### AIM
Extract all lines in the data that contain the word "zoom".

### SUPPLIED DATA
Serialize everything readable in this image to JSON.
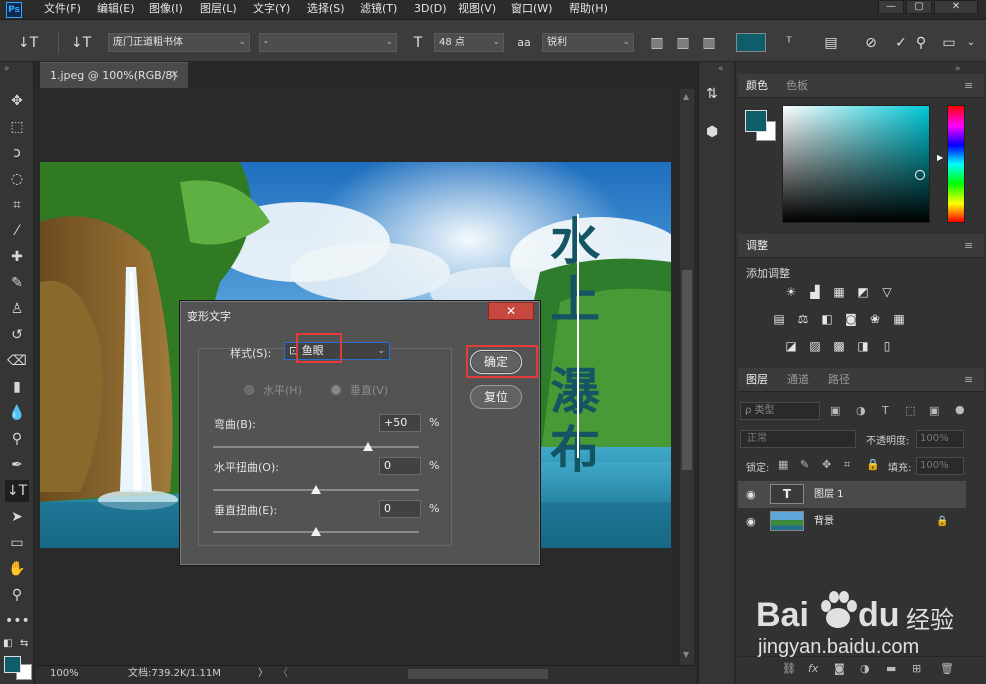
{
  "app": {
    "logo": "Ps"
  },
  "menu": [
    "文件(F)",
    "编辑(E)",
    "图像(I)",
    "图层(L)",
    "文字(Y)",
    "选择(S)",
    "滤镜(T)",
    "3D(D)",
    "视图(V)",
    "窗口(W)",
    "帮助(H)"
  ],
  "window_controls": {
    "minimize": "—",
    "restore": "▢",
    "close": "✕"
  },
  "options": {
    "tool_glyph": "↓T",
    "orient_glyph": "↓T",
    "font_family": "庞门正道粗书体",
    "font_style": "-",
    "size_glyph": "T",
    "font_size": "48 点",
    "aa_glyph": "aa",
    "antialias": "锐利",
    "text_color": "#0d5d6a"
  },
  "document": {
    "tab_title": "1.jpeg @ 100%(RGB/8)",
    "tab_close": "✕",
    "vertical_text": [
      "水",
      "上",
      "瀑",
      "布"
    ],
    "text_color": "#145563"
  },
  "status": {
    "zoom": "100%",
    "doc_size": "文档:739.2K/1.11M",
    "arrow": "〉"
  },
  "dialog": {
    "title": "变形文字",
    "close": "✕",
    "style_label": "样式(S):",
    "style_value": "鱼眼",
    "style_icon": "⊡",
    "horizontal_label": "水平(H)",
    "vertical_label": "垂直(V)",
    "bend_label": "弯曲(B):",
    "bend_value": "+50",
    "bend": 0.75,
    "hdist_label": "水平扭曲(O):",
    "hdist_value": "0",
    "hdist": 0.5,
    "vdist_label": "垂直扭曲(E):",
    "vdist_value": "0",
    "vdist": 0.5,
    "percent": "%",
    "ok": "确定",
    "reset": "复位"
  },
  "panels": {
    "color_tabs": [
      "颜色",
      "色板"
    ],
    "menu_glyph": "≡",
    "adjust_title": "调整",
    "adjust_add": "添加调整",
    "layers_tabs": [
      "图层",
      "通道",
      "路径"
    ],
    "kind_filter": "ρ 类型",
    "blend_mode": "正常",
    "opacity_label": "不透明度:",
    "opacity_value": "100%",
    "lock_label": "锁定:",
    "fill_label": "填充:",
    "fill_value": "100%",
    "layers": [
      {
        "name": "图层 1",
        "thumb": "T"
      },
      {
        "name": "背景",
        "lock": "🔒"
      }
    ],
    "eye": "◉",
    "foreground": "#0d5d6a",
    "background": "#ffffff"
  },
  "watermark": {
    "brand": "Bai",
    "brand2": "du",
    "brand_cn": "经验",
    "url": "jingyan.baidu.com"
  }
}
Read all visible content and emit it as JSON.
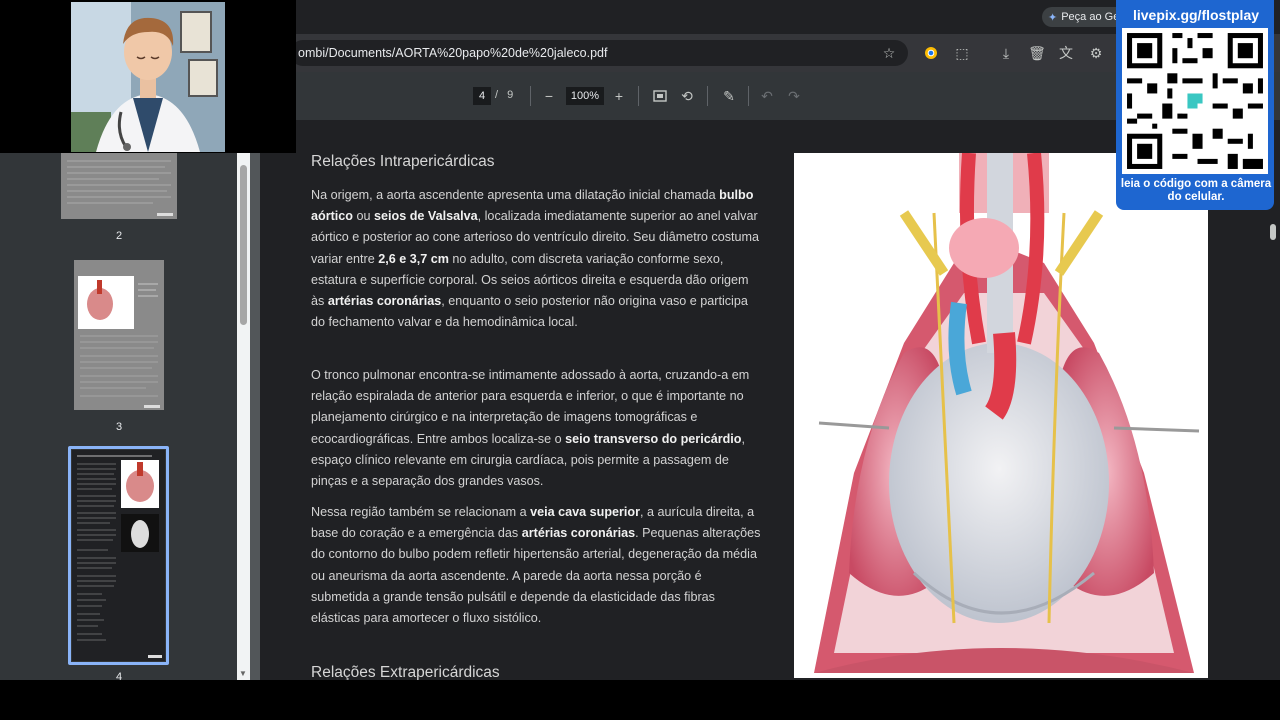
{
  "browser": {
    "url": "ombi/Documents/AORTA%20papo%20de%20jaleco.pdf",
    "gemini_chip": "Peça ao Ge",
    "icons": [
      "star-icon",
      "chrome-icon",
      "extensions-icon",
      "download-icon",
      "trash-icon",
      "translate-icon",
      "settings-icon"
    ]
  },
  "pdf_toolbar": {
    "page_current": "4",
    "page_separator": "/",
    "page_total": "9",
    "zoom": "100%",
    "icons": [
      "zoom-out-icon",
      "zoom-in-icon",
      "fit-page-icon",
      "rotate-icon",
      "annotate-icon",
      "undo-icon",
      "redo-icon"
    ]
  },
  "sidebar": {
    "thumbnails": [
      {
        "label": "2"
      },
      {
        "label": "3"
      },
      {
        "label": "4",
        "selected": true
      }
    ]
  },
  "document": {
    "heading1": "Relações Intrapericárdicas",
    "para1": [
      {
        "t": "Na origem, a aorta ascendente apresenta uma dilatação inicial chamada "
      },
      {
        "t": "bulbo aórtico",
        "b": true
      },
      {
        "t": " ou "
      },
      {
        "t": "seios de Valsalva",
        "b": true
      },
      {
        "t": ", localizada imediatamente superior ao anel valvar aórtico e posterior ao cone arterioso do ventrículo direito. Seu diâmetro costuma variar entre "
      },
      {
        "t": "2,6 e 3,7 cm",
        "b": true
      },
      {
        "t": " no adulto, com discreta variação conforme sexo, estatura e superfície corporal. Os seios aórticos direita e esquerda dão origem às "
      },
      {
        "t": "artérias coronárias",
        "b": true
      },
      {
        "t": ", enquanto o seio posterior não origina vaso e participa do fechamento valvar e da hemodinâmica local."
      }
    ],
    "para2": [
      {
        "t": "O tronco pulmonar encontra-se intimamente adossado à aorta, cruzando-a em relação espiralada de anterior para esquerda e inferior, o que é importante no planejamento cirúrgico e na interpretação de imagens tomográficas e ecocardiográficas. Entre ambos localiza-se o "
      },
      {
        "t": "seio transverso do pericárdio",
        "b": true
      },
      {
        "t": ", espaço clínico relevante em cirurgia cardíaca, pois permite a passagem de pinças e a separação dos grandes vasos."
      }
    ],
    "para3": [
      {
        "t": "Nessa região também se relacionam a "
      },
      {
        "t": "veia cava superior",
        "b": true
      },
      {
        "t": ", a aurícula direita, a base do coração e a emergência das "
      },
      {
        "t": "artérias coronárias",
        "b": true
      },
      {
        "t": ". Pequenas alterações do contorno do bulbo podem refletir hipertensão arterial, degeneração da média ou aneurisma da aorta ascendente. A parede da aorta nessa porção é submetida a grande tensão pulsátil e depende da elasticidade das fibras elásticas para amortecer o fluxo sistólico."
      }
    ],
    "heading2": "Relações Extrapericárdicas"
  },
  "overlay_qr": {
    "title": "livepix.gg/flostplay",
    "caption": "leia o código com a câmera do celular."
  },
  "colors": {
    "accent": "#1e66d0",
    "selected_thumb": "#8ab4f8"
  }
}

### PROBLEM SOLUTION
    "zoom": "100%",
    "zoom": "100%",
      "zoom-out-icon",
      "zoom-in-icon",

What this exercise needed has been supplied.